Hayat Bir İyi Bir Kötü VIOLENT FEMMES: HALLOWED GROUND


Murat Mrt Seçkin
1.
Tam her şey yolunda derken sırf birilerinin açıkları yüzünden hayatın birden aksi istikamete doğru yol aldı mı? Çocukların, evin, belki bir aracın, içeride yeter miktarda eşyan ve her zaman karnını doyurmaya yetecek bir şeylerin olduğu dolabın, mutfağın yıkılıp giderse ne yaparsın? Huzur dolu pazar kahvaltıların, çocuklarınla piknikte şakalaşmalar, komşularının verimine hayran kaldığı tarlan seni terk ettiğinde nasıl yaşarsın? Tüm o varlığın, bal ve sütün toprağında bir bardak su için yalvarmak ya da dua etmek zorunda kalsan?

-- Yapılacak İş --
Yukarıdaki Violent Femmes yazısından, "Hayat Bir İyi" sözlerini içeren ifadeyle açılıp "etmek zorunda kalsan?" ile kapanan bölümü harfi harfine yineler misin?

-- Veri Kümesinden Kesit --
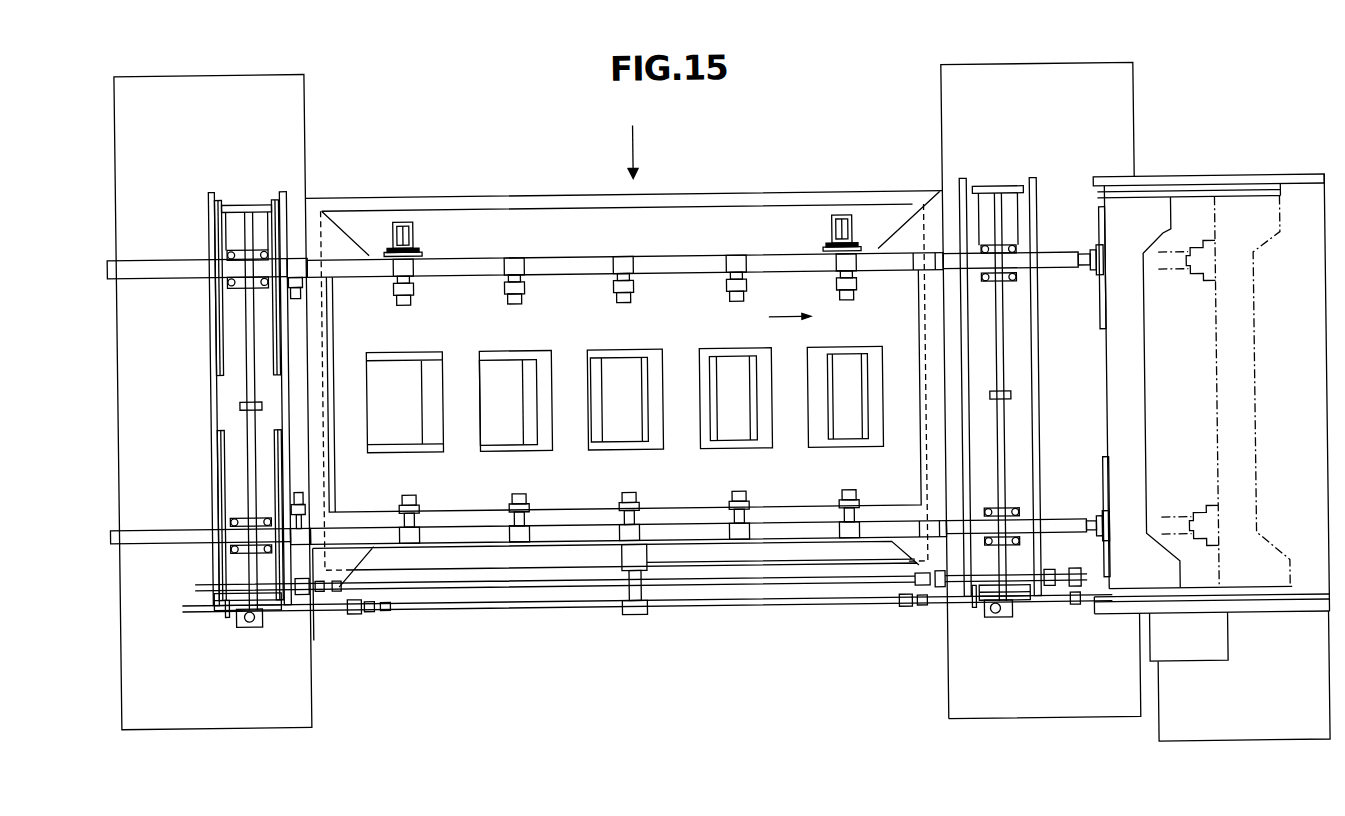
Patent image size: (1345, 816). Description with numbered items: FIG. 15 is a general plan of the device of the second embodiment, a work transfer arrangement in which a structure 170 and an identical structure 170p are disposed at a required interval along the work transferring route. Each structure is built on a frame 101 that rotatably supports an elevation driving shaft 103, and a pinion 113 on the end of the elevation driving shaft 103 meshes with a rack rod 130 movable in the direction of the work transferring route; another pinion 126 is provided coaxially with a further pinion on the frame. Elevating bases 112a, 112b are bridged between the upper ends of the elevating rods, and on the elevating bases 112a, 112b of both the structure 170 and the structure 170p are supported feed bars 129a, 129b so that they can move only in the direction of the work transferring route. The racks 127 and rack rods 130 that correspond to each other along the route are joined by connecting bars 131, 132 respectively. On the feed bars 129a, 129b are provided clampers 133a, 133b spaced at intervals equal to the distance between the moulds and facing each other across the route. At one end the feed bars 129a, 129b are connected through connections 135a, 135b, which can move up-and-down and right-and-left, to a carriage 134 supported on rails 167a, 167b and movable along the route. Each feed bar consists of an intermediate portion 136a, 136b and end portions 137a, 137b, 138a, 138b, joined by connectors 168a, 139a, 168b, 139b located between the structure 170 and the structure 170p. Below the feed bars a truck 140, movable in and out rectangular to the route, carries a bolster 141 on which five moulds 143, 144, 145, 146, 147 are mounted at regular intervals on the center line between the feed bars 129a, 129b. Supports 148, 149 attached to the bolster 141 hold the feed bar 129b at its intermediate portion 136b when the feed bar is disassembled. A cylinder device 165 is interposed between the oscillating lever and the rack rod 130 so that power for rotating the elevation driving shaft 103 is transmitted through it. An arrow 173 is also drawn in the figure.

-- Görevin Yanıtı --
Hayat Bir İyi Bir Kötü VIOLENT FEMMES: HALLOWED GROUND


Murat Mrt Seçkin
1.
Tam her şey yolunda derken sırf birilerinin açıkları yüzünden hayatın birden aksi istikamete doğru yol aldı mı? Çocukların, evin, belki bir aracın, içeride yeter miktarda eşyan ve her zaman karnını doyurmaya yetecek bir şeylerin olduğu dolabın, mutfağın yıkılıp giderse ne yaparsın? Huzur dolu pazar kahvaltıların, çocuklarınla piknikte şakalaşmalar, komşularının verimine hayran kaldığı tarlan seni terk ettiğinde nasıl yaşarsın? Tüm o varlığın, bal ve sütün toprağında bir bardak su için yalvarmak ya da dua etmek zorunda kalsan?